◆ Stated goal
Omit every picture and return the rest of the data unaltered.

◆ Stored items
** begin **
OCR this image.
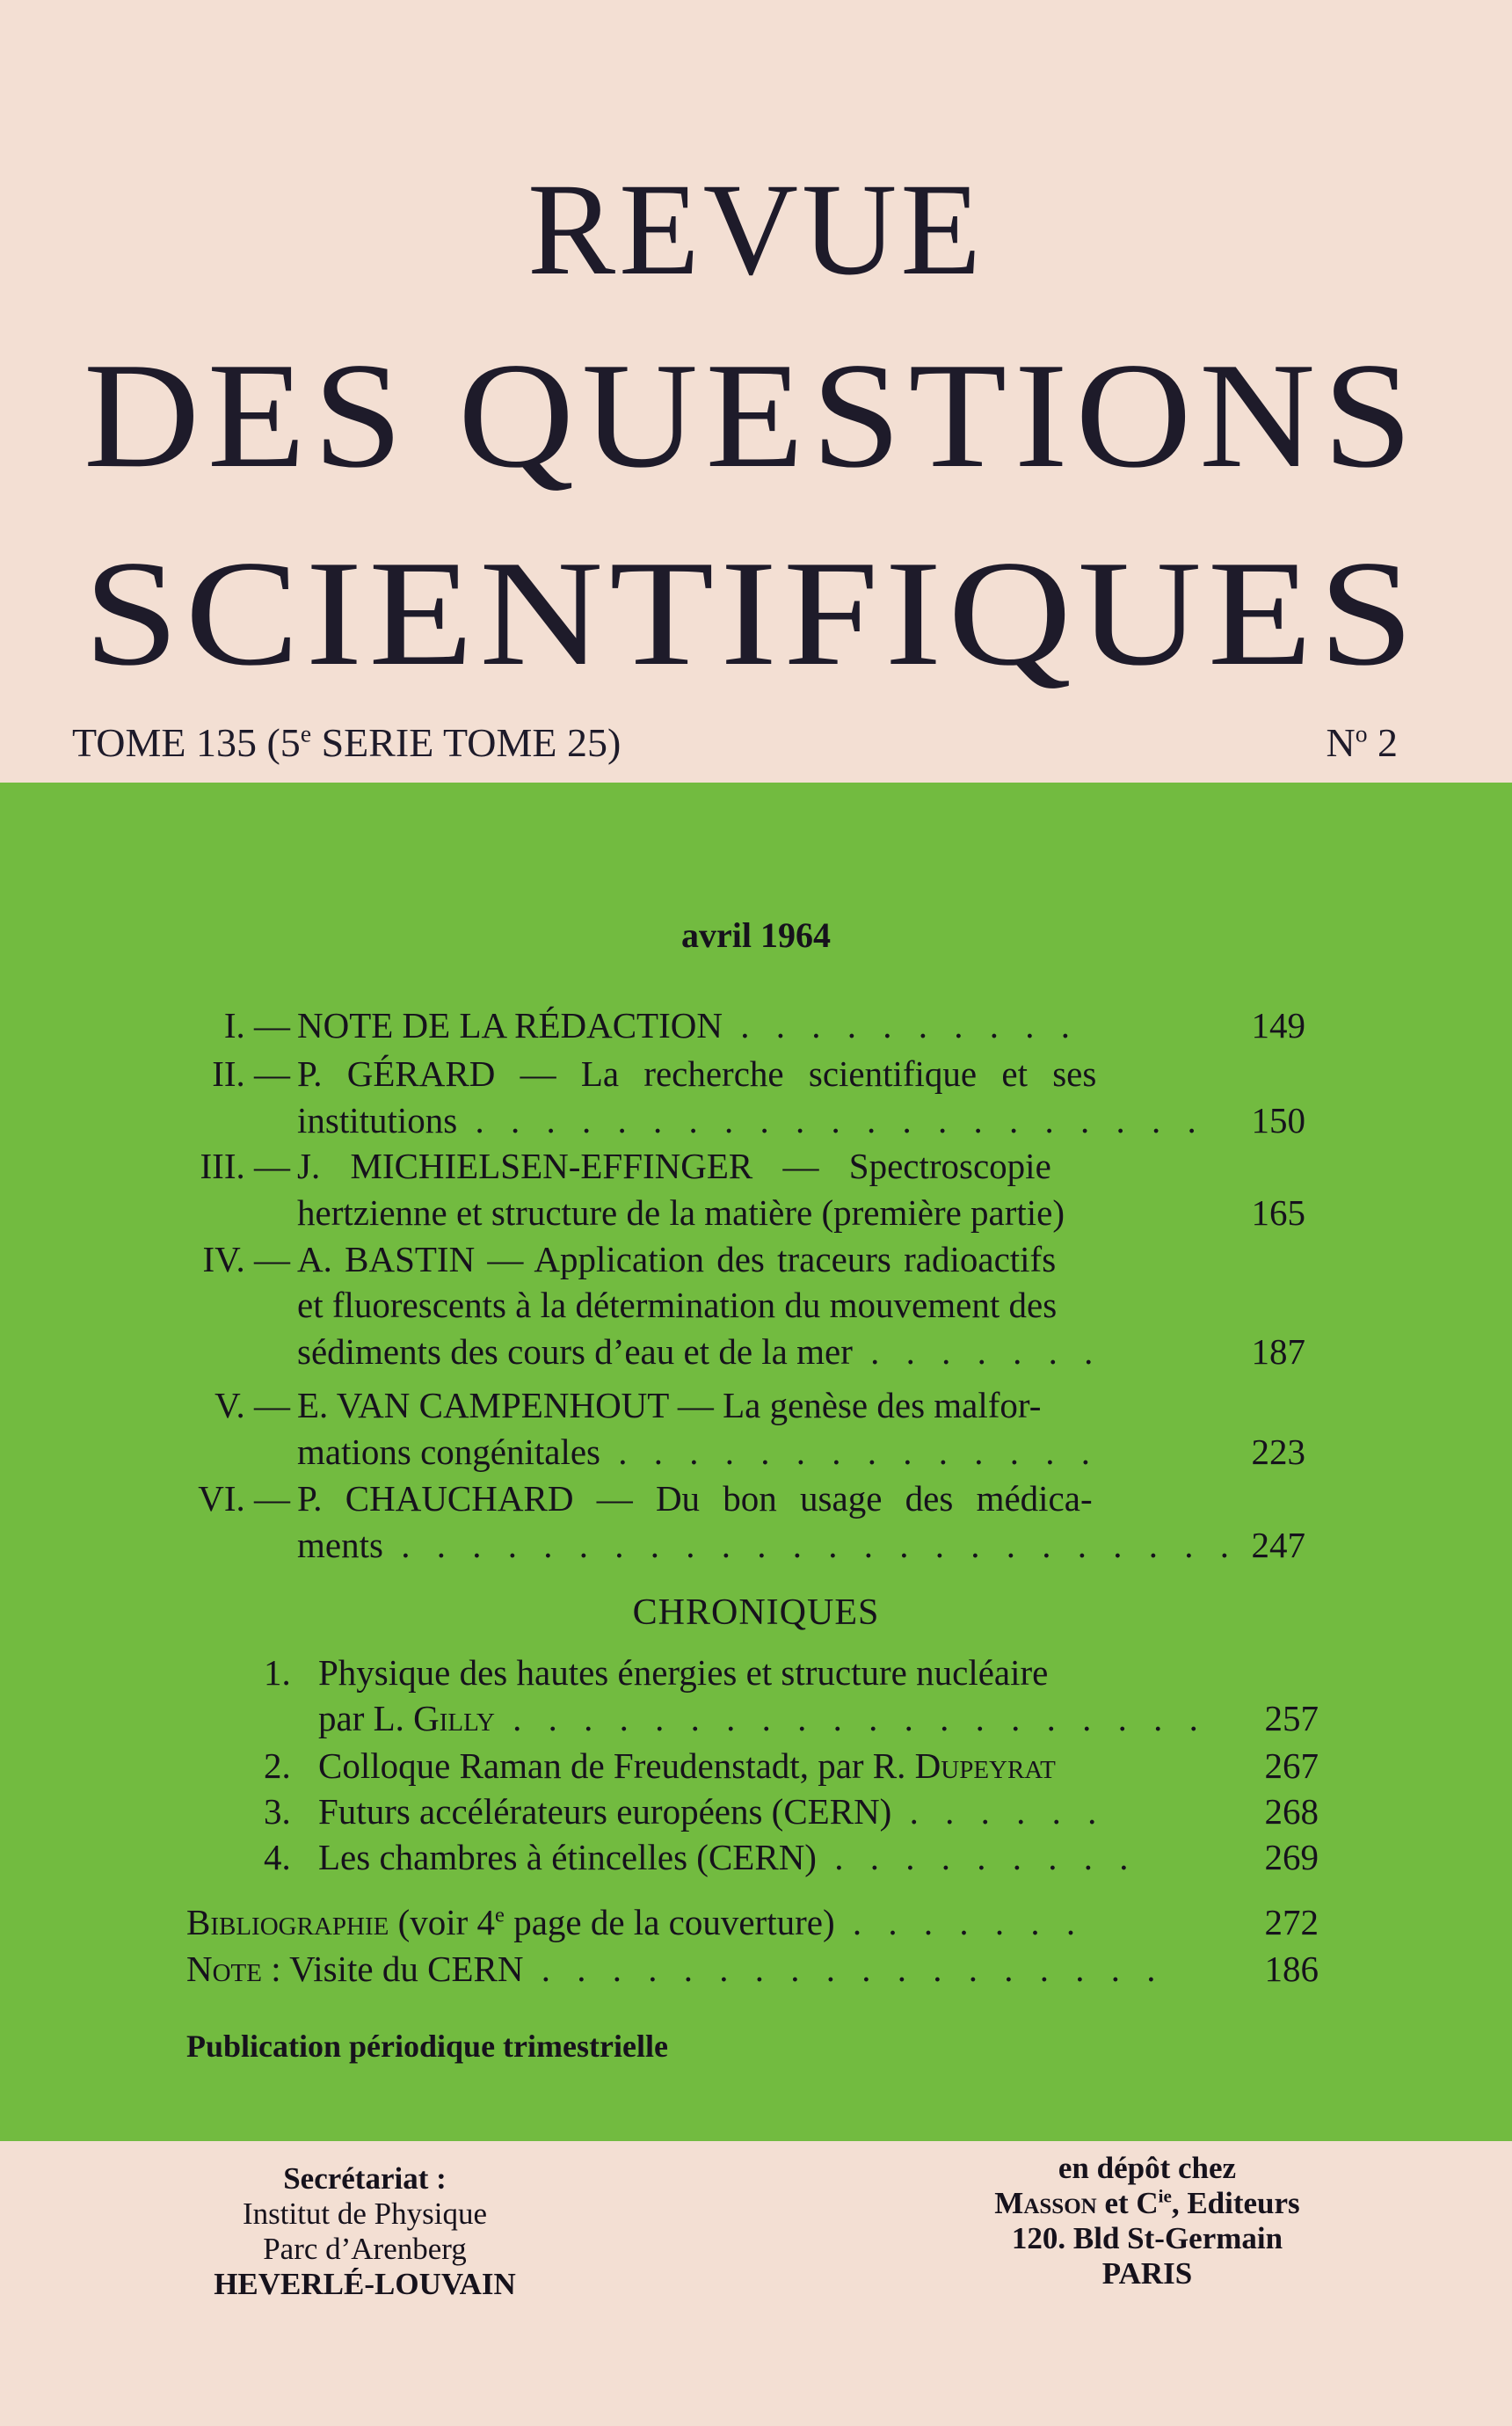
REVUE
DES QUESTIONS
SCIENTIFIQUES
TOME 135 (5e SERIE TOME 25)	$N^o$ 2
avril 1964
I. — NOTE DE LA RÉDACTION . . . . . . . . . .	149
II. — P. GÉRARD — La recherche scientifique et ses
institutions . . . . . . . . . . . . . . . . . . . . . 150
III. — J. MICHIELSEN-EFFINGER — Spectroscopie
hertzienne et structure de la matière (première partie)	165
IV. — A. BASTIN — Application des traceurs radioactifs
et fluorescents à la détermination du mouvement des
sédiments des cours d’eau et de la mer . . . . . . .	187
V. — E. VAN CAMPENHOUT — La genèse des malfor-
mations congénitales . . . . . . . . . . . . . .	223
VI. — P. CHAUCHARD — Du bon usage des médica-
ments . . . . . . . . . . . . . . . . . . . . . . . . 247
CHRONIQUES
1. Physique des hautes énergies et structure nucléaire
par L. Gilly . . . . . . . . . . . . . . . . . . . . 257
2. Colloque Raman de Freudenstadt, par R. Dupeyrat	267
3. Futurs accélérateurs européens (CERN) . . . . . .	268
4. Les chambres à étincelles (CERN) . . . . . . . . .	269
Bibliographie (voir 4e page de la couverture) . . . . . . .	272
Note : Visite du CERN . . . . . . . . . . . . . . . . . .	186
Publication périodique trimestrielle
Secrétariat :
Institut de Physique
Parc d’Arenberg
HEVERLÉ-LOUVAIN
en dépôt chez
Masson et $C^{ie}$, Editeurs
120. Bld St-Germain
PARIS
** end **
◆ Exercise solution
OCR this image.
REVUE
DES QUESTIONS
SCIENTIFIQUES
TOME 135 (5e SERIE TOME 25)	$N^o$ 2
avril 1964
I. — NOTE DE LA RÉDACTION . . . . . . . . . .	149
II. — P. GÉRARD — La recherche scientifique et ses
institutions . . . . . . . . . . . . . . . . . . . . . 150
III. — J. MICHIELSEN-EFFINGER — Spectroscopie
hertzienne et structure de la matière (première partie)	165
IV. — A. BASTIN — Application des traceurs radioactifs
et fluorescents à la détermination du mouvement des
sédiments des cours d’eau et de la mer . . . . . . .	187
V. — E. VAN CAMPENHOUT — La genèse des malfor-
mations congénitales . . . . . . . . . . . . . .	223
VI. — P. CHAUCHARD — Du bon usage des médica-
ments . . . . . . . . . . . . . . . . . . . . . . . . 247
CHRONIQUES
1. Physique des hautes énergies et structure nucléaire
par L. Gilly . . . . . . . . . . . . . . . . . . . . 257
2. Colloque Raman de Freudenstadt, par R. Dupeyrat	267
3. Futurs accélérateurs européens (CERN) . . . . . .	268
4. Les chambres à étincelles (CERN) . . . . . . . . .	269
Bibliographie (voir 4e page de la couverture) . . . . . . .	272
Note : Visite du CERN . . . . . . . . . . . . . . . . . .	186
Publication périodique trimestrielle
Secrétariat :
Institut de Physique
Parc d’Arenberg
HEVERLÉ-LOUVAIN
en dépôt chez
Masson et $C^{ie}$, Editeurs
120. Bld St-Germain
PARIS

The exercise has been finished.